* [Problem to work on]
Scan the material below for the string "Distrito", and copy every line where it shows up.
>> BEGIN Dataset records
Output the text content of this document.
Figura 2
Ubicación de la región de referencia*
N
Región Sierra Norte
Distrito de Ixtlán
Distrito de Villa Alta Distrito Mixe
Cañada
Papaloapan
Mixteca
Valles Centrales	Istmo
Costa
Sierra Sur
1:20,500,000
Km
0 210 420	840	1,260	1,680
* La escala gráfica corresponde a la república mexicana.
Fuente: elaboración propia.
>> END Dataset records
* [Response to the task]
Distrito de Ixtlán
Distrito de Villa Alta Distrito Mixe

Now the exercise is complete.